[Exercise requirements] Show all lines holding "Test".

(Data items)
━━━━━━━━
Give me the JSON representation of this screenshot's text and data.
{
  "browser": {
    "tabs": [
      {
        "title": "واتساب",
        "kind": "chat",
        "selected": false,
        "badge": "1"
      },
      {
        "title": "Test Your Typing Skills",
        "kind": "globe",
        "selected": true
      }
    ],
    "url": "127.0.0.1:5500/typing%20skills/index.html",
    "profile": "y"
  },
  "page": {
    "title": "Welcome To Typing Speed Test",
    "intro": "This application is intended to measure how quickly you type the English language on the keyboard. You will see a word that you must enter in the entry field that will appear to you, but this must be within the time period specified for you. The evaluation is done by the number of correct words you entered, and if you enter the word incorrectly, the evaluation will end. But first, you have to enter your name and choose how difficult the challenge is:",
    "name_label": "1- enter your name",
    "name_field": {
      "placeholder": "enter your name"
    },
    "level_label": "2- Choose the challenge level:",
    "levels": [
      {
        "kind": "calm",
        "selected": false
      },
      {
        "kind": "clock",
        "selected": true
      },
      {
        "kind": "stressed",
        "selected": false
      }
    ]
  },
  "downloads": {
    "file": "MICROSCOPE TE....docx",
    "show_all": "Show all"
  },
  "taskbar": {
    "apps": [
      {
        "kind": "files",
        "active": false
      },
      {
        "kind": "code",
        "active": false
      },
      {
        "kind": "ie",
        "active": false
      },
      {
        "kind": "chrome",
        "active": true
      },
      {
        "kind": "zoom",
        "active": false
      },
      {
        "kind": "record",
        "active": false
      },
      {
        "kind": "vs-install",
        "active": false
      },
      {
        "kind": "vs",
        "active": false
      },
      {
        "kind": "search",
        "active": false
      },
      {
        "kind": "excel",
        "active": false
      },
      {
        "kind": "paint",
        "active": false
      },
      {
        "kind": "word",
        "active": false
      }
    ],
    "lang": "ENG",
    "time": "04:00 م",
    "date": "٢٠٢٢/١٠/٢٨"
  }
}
━━━━━━━━
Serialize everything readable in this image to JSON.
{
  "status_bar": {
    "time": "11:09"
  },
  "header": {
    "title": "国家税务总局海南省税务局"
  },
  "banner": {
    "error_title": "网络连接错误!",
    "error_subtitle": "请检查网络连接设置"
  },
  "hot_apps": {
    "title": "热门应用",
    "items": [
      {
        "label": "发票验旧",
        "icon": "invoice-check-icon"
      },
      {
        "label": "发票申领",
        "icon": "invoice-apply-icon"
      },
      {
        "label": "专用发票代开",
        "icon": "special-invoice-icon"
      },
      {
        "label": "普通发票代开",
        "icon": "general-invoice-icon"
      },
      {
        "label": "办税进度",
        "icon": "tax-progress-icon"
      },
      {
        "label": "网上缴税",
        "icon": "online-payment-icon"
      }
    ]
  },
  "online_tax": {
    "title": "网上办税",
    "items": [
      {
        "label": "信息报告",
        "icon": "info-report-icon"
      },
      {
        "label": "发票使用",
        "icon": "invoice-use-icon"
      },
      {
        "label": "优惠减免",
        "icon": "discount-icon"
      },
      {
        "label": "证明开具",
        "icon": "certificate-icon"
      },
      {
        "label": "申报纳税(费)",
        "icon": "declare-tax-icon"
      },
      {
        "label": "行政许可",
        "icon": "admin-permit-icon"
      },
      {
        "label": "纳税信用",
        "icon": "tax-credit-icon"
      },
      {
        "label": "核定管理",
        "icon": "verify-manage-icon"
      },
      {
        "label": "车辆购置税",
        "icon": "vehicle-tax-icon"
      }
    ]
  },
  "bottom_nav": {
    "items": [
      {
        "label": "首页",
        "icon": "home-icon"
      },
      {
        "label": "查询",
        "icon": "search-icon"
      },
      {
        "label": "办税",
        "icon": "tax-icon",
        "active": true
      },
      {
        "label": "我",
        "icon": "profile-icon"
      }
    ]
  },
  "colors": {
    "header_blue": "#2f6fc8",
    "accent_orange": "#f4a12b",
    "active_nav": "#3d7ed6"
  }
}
━━━━━━━━
[Problem solution]
        "title": "Test Your Typing Skills",
    "title": "Welcome To Typing Speed Test",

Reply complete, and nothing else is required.